---------- Stored data ----------

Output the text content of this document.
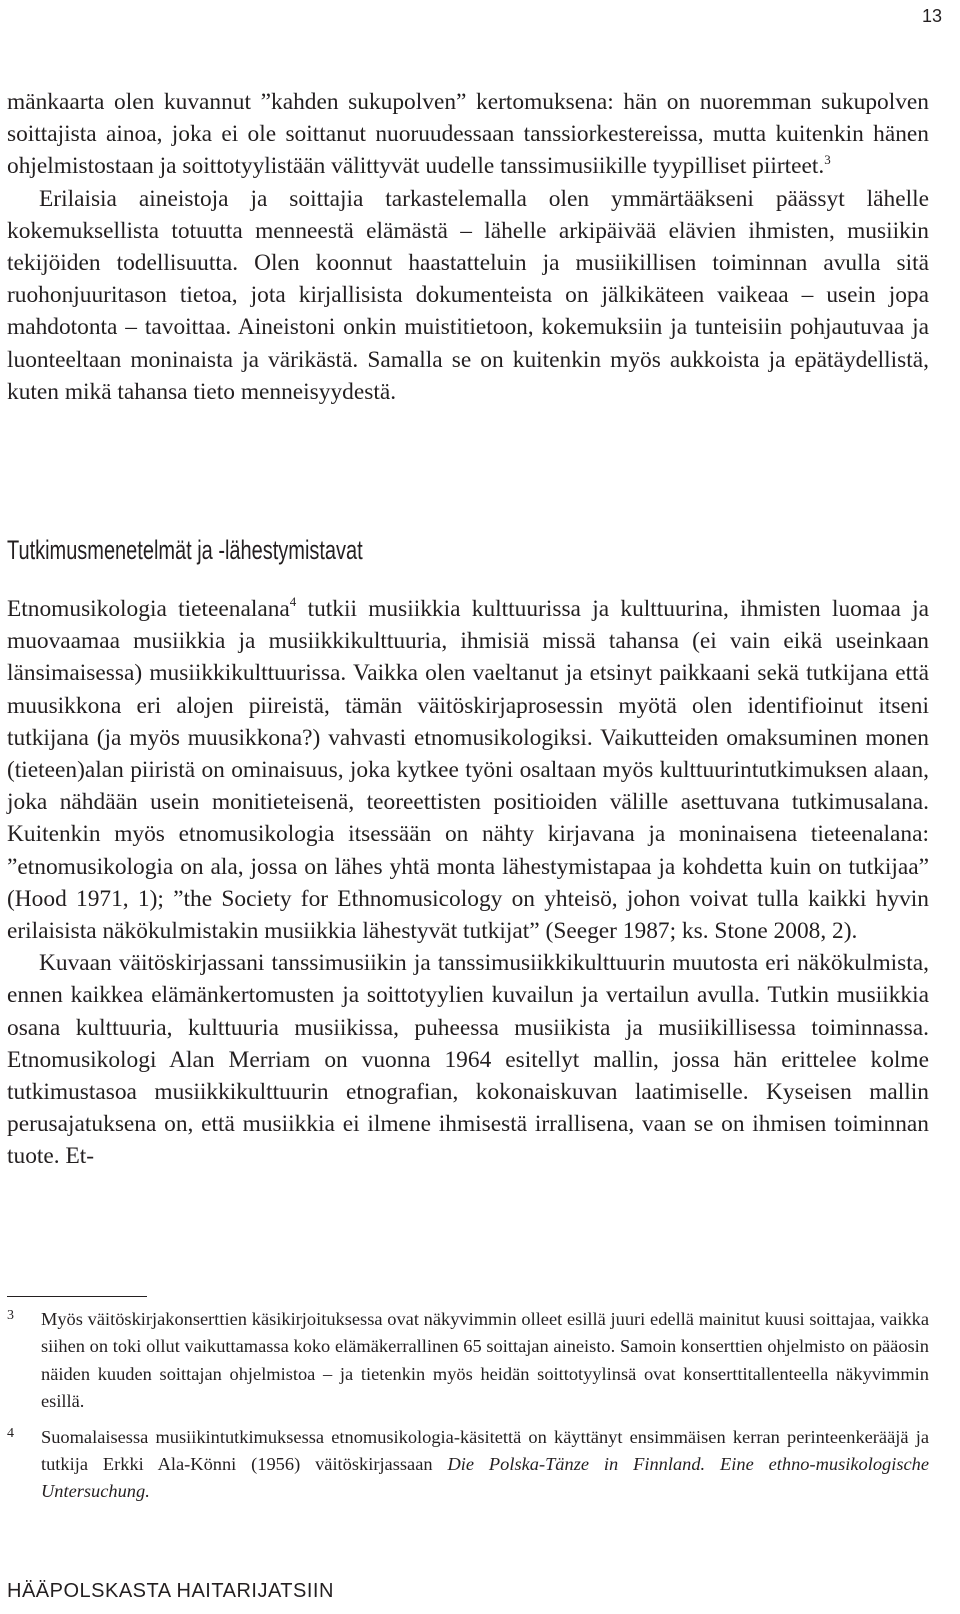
13

mänkaarta olen kuvannut ”kahden sukupolven” kertomuksena: hän on nuoremman sukupolven soittajista ainoa, joka ei ole soittanut nuoruudessaan tanssiorkestereissa, mutta kuitenkin hänen ohjelmistostaan ja soittotyylistään välittyvät uudelle tanssimusiikille tyypilliset piirteet.$^3$

Erilaisia aineistoja ja soittajia tarkastelemalla olen ymmärtääkseni päässyt lähelle kokemuksellista totuutta menneestä elämästä – lähelle arkipäivää elävien ihmisten, musiikin tekijöiden todellisuutta. Olen koonnut haastatteluin ja musiikillisen toiminnan avulla sitä ruohonjuuritason tietoa, jota kirjallisista dokumenteista on jälkikäteen vaikeaa – usein jopa mahdotonta – tavoittaa. Aineistoni onkin muistitietoon, kokemuksiin ja tunteisiin pohjautuvaa ja luonteeltaan moninaista ja värikästä. Samalla se on kuitenkin myös aukkoista ja epätäydellistä, kuten mikä tahansa tieto menneisyydestä.

Tutkimusmenetelmät ja -lähestymistavat

Etnomusikologia tieteenalana$^4$ tutkii musiikkia kulttuurissa ja kulttuurina, ihmisten luomaa ja muovaamaa musiikkia ja musiikkikulttuuria, ihmisiä missä tahansa (ei vain eikä useinkaan länsimaisessa) musiikkikulttuurissa. Vaikka olen vaeltanut ja etsinyt paikkaani sekä tutkijana että muusikkona eri alojen piireistä, tämän väitöskirjaprosessin myötä olen identifioinut itseni tutkijana (ja myös muusikkona?) vahvasti etnomusikologiksi. Vaikutteiden omaksuminen monen (tieteen)alan piiristä on ominaisuus, joka kytkee työni osaltaan myös kulttuurintutkimuksen alaan, joka nähdään usein monitieteisenä, teoreettisten positioiden välille asettuvana tutkimusalana. Kuitenkin myös etnomusikologia itsessään on nähty kirjavana ja moninaisena tieteenalana: ”etnomusikologia on ala, jossa on lähes yhtä monta lähestymistapaa ja kohdetta kuin on tutkijaa” (Hood 1971, 1); ”the Society for Ethnomusicology on yhteisö, johon voivat tulla kaikki hyvin erilaisista näkökulmistakin musiikkia lähestyvät tutkijat” (Seeger 1987; ks. Stone 2008, 2).

Kuvaan väitöskirjassani tanssimusiikin ja tanssimusiikkikulttuurin muutosta eri näkökulmista, ennen kaikkea elämänkertomusten ja soittotyylien kuvailun ja vertailun avulla. Tutkin musiikkia osana kulttuuria, kulttuuria musiikissa, puheessa musiikista ja musiikillisessa toiminnassa. Etnomusikologi Alan Merriam on vuonna 1964 esitellyt mallin, jossa hän erittelee kolme tutkimustasoa musiikkikulttuurin etnografian, kokonaiskuvan laatimiselle. Kyseisen mallin perusajatuksena on, että musiikkia ei ilmene ihmisestä irrallisena, vaan se on ihmisen toiminnan tuote. Et-

3	Myös väitöskirjakonserttien käsikirjoituksessa ovat näkyvimmin olleet esillä juuri edellä mainitut kuusi soittajaa, vaikka siihen on toki ollut vaikuttamassa koko elämäkerrallinen 65 soittajan aineisto. Samoin konserttien ohjelmisto on pääosin näiden kuuden soittajan ohjelmistoa – ja tietenkin myös heidän soittotyylinsä ovat konserttitallenteella näkyvimmin esillä.
4	Suomalaisessa musiikintutkimuksessa etnomusikologia-käsitettä on käyttänyt ensimmäisen kerran perinteenkerääjä ja tutkija Erkki Ala-Könni (1956) väitöskirjassaan Die Polska-Tänze in Finnland. Eine ethno-musikologische Untersuchung.
HÄÄPOLSKASTA HAITARIJATSIIN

----------

(Task instructions) Without the pictures, restate each entry exactly.

(Correct response)
Output the text content of this document.
13

mänkaarta olen kuvannut ”kahden sukupolven” kertomuksena: hän on nuoremman sukupolven soittajista ainoa, joka ei ole soittanut nuoruudessaan tanssiorkestereissa, mutta kuitenkin hänen ohjelmistostaan ja soittotyylistään välittyvät uudelle tanssimusiikille tyypilliset piirteet.$^3$

Erilaisia aineistoja ja soittajia tarkastelemalla olen ymmärtääkseni päässyt lähelle kokemuksellista totuutta menneestä elämästä – lähelle arkipäivää elävien ihmisten, musiikin tekijöiden todellisuutta. Olen koonnut haastatteluin ja musiikillisen toiminnan avulla sitä ruohonjuuritason tietoa, jota kirjallisista dokumenteista on jälkikäteen vaikeaa – usein jopa mahdotonta – tavoittaa. Aineistoni onkin muistitietoon, kokemuksiin ja tunteisiin pohjautuvaa ja luonteeltaan moninaista ja värikästä. Samalla se on kuitenkin myös aukkoista ja epätäydellistä, kuten mikä tahansa tieto menneisyydestä.

Tutkimusmenetelmät ja -lähestymistavat

Etnomusikologia tieteenalana$^4$ tutkii musiikkia kulttuurissa ja kulttuurina, ihmisten luomaa ja muovaamaa musiikkia ja musiikkikulttuuria, ihmisiä missä tahansa (ei vain eikä useinkaan länsimaisessa) musiikkikulttuurissa. Vaikka olen vaeltanut ja etsinyt paikkaani sekä tutkijana että muusikkona eri alojen piireistä, tämän väitöskirjaprosessin myötä olen identifioinut itseni tutkijana (ja myös muusikkona?) vahvasti etnomusikologiksi. Vaikutteiden omaksuminen monen (tieteen)alan piiristä on ominaisuus, joka kytkee työni osaltaan myös kulttuurintutkimuksen alaan, joka nähdään usein monitieteisenä, teoreettisten positioiden välille asettuvana tutkimusalana. Kuitenkin myös etnomusikologia itsessään on nähty kirjavana ja moninaisena tieteenalana: ”etnomusikologia on ala, jossa on lähes yhtä monta lähestymistapaa ja kohdetta kuin on tutkijaa” (Hood 1971, 1); ”the Society for Ethnomusicology on yhteisö, johon voivat tulla kaikki hyvin erilaisista näkökulmistakin musiikkia lähestyvät tutkijat” (Seeger 1987; ks. Stone 2008, 2).

Kuvaan väitöskirjassani tanssimusiikin ja tanssimusiikkikulttuurin muutosta eri näkökulmista, ennen kaikkea elämänkertomusten ja soittotyylien kuvailun ja vertailun avulla. Tutkin musiikkia osana kulttuuria, kulttuuria musiikissa, puheessa musiikista ja musiikillisessa toiminnassa. Etnomusikologi Alan Merriam on vuonna 1964 esitellyt mallin, jossa hän erittelee kolme tutkimustasoa musiikkikulttuurin etnografian, kokonaiskuvan laatimiselle. Kyseisen mallin perusajatuksena on, että musiikkia ei ilmene ihmisestä irrallisena, vaan se on ihmisen toiminnan tuote. Et-

3	Myös väitöskirjakonserttien käsikirjoituksessa ovat näkyvimmin olleet esillä juuri edellä mainitut kuusi soittajaa, vaikka siihen on toki ollut vaikuttamassa koko elämäkerrallinen 65 soittajan aineisto. Samoin konserttien ohjelmisto on pääosin näiden kuuden soittajan ohjelmistoa – ja tietenkin myös heidän soittotyylinsä ovat konserttitallenteella näkyvimmin esillä.
4	Suomalaisessa musiikintutkimuksessa etnomusikologia-käsitettä on käyttänyt ensimmäisen kerran perinteenkerääjä ja tutkija Erkki Ala-Könni (1956) väitöskirjassaan Die Polska-Tänze in Finnland. Eine ethno-musikologische Untersuchung.
HÄÄPOLSKASTA HAITARIJATSIIN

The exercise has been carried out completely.